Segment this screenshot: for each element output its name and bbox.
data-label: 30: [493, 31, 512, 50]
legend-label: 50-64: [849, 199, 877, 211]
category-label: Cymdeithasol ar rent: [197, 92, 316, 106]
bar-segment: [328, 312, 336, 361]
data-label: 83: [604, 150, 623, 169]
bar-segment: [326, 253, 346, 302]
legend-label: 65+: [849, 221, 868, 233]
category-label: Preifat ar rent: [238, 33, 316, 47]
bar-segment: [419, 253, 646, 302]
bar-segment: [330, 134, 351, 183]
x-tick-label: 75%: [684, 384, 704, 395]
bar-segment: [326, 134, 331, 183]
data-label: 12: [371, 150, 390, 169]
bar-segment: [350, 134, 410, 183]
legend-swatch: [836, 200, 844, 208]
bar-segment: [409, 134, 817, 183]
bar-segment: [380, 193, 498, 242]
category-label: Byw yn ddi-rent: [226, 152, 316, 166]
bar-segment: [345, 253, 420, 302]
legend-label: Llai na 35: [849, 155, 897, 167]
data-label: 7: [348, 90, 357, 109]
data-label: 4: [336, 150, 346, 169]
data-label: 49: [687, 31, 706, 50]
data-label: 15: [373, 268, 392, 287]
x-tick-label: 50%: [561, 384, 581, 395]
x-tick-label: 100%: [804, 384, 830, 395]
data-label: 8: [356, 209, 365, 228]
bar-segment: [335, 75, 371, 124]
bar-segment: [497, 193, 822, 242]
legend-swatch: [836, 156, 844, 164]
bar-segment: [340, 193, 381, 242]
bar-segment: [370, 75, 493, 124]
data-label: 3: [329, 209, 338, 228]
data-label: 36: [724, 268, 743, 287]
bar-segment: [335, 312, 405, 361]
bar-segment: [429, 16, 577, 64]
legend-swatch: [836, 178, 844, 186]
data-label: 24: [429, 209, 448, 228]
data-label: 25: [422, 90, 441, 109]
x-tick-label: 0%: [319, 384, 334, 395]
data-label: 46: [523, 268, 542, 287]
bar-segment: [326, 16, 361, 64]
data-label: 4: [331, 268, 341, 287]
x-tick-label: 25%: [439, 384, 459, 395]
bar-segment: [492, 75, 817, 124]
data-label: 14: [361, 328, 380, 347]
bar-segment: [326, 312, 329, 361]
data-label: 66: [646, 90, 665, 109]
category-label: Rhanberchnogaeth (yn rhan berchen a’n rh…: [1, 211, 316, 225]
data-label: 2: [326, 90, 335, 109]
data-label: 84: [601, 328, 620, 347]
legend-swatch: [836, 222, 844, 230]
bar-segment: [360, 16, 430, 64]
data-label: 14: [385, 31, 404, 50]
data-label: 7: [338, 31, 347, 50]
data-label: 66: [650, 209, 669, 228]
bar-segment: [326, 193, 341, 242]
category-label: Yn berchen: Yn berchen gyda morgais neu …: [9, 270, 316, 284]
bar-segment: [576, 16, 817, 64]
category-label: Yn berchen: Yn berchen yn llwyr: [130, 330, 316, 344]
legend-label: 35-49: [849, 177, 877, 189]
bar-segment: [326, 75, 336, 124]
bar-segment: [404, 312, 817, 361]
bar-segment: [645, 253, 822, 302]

WAT WORDT GEVRAAGD. Haal alle regels uit de gegevens hierboven en geef ze ongewijzigd weer.

OPLOSSING HIERONDER.
Segment this screenshot: for each element output its name and bbox.
data-label: 30: [493, 31, 512, 50]
legend-label: 50-64: [849, 199, 877, 211]
category-label: Cymdeithasol ar rent: [197, 92, 316, 106]
bar-segment: [328, 312, 336, 361]
data-label: 83: [604, 150, 623, 169]
bar-segment: [326, 253, 346, 302]
legend-label: 65+: [849, 221, 868, 233]
category-label: Preifat ar rent: [238, 33, 316, 47]
bar-segment: [419, 253, 646, 302]
bar-segment: [330, 134, 351, 183]
x-tick-label: 75%: [684, 384, 704, 395]
bar-segment: [326, 134, 331, 183]
data-label: 12: [371, 150, 390, 169]
bar-segment: [350, 134, 410, 183]
legend-swatch: [836, 200, 844, 208]
bar-segment: [409, 134, 817, 183]
bar-segment: [380, 193, 498, 242]
category-label: Byw yn ddi-rent: [226, 152, 316, 166]
bar-segment: [345, 253, 420, 302]
legend-label: Llai na 35: [849, 155, 897, 167]
data-label: 7: [348, 90, 357, 109]
data-label: 4: [336, 150, 346, 169]
data-label: 49: [687, 31, 706, 50]
data-label: 15: [373, 268, 392, 287]
x-tick-label: 50%: [561, 384, 581, 395]
x-tick-label: 100%: [804, 384, 830, 395]
data-label: 8: [356, 209, 365, 228]
bar-segment: [335, 75, 371, 124]
bar-segment: [497, 193, 822, 242]
legend-swatch: [836, 156, 844, 164]
bar-segment: [340, 193, 381, 242]
bar-segment: [370, 75, 493, 124]
data-label: 3: [329, 209, 338, 228]
data-label: 36: [724, 268, 743, 287]
bar-segment: [335, 312, 405, 361]
bar-segment: [429, 16, 577, 64]
legend-swatch: [836, 178, 844, 186]
data-label: 24: [429, 209, 448, 228]
data-label: 25: [422, 90, 441, 109]
x-tick-label: 0%: [319, 384, 334, 395]
data-label: 46: [523, 268, 542, 287]
bar-segment: [326, 16, 361, 64]
data-label: 4: [331, 268, 341, 287]
x-tick-label: 25%: [439, 384, 459, 395]
bar-segment: [492, 75, 817, 124]
data-label: 14: [361, 328, 380, 347]
bar-segment: [326, 312, 329, 361]
data-label: 66: [646, 90, 665, 109]
category-label: Rhanberchnogaeth (yn rhan berchen a’n rh…: [1, 211, 316, 225]
data-label: 2: [326, 90, 335, 109]
data-label: 84: [601, 328, 620, 347]
legend-swatch: [836, 222, 844, 230]
bar-segment: [360, 16, 430, 64]
data-label: 14: [385, 31, 404, 50]
data-label: 7: [338, 31, 347, 50]
data-label: 66: [650, 209, 669, 228]
bar-segment: [326, 193, 341, 242]
category-label: Yn berchen: Yn berchen gyda morgais neu …: [9, 270, 316, 284]
bar-segment: [576, 16, 817, 64]
category-label: Yn berchen: Yn berchen yn llwyr: [130, 330, 316, 344]
legend-label: 35-49: [849, 177, 877, 189]
bar-segment: [326, 75, 336, 124]
bar-segment: [404, 312, 817, 361]
bar-segment: [645, 253, 822, 302]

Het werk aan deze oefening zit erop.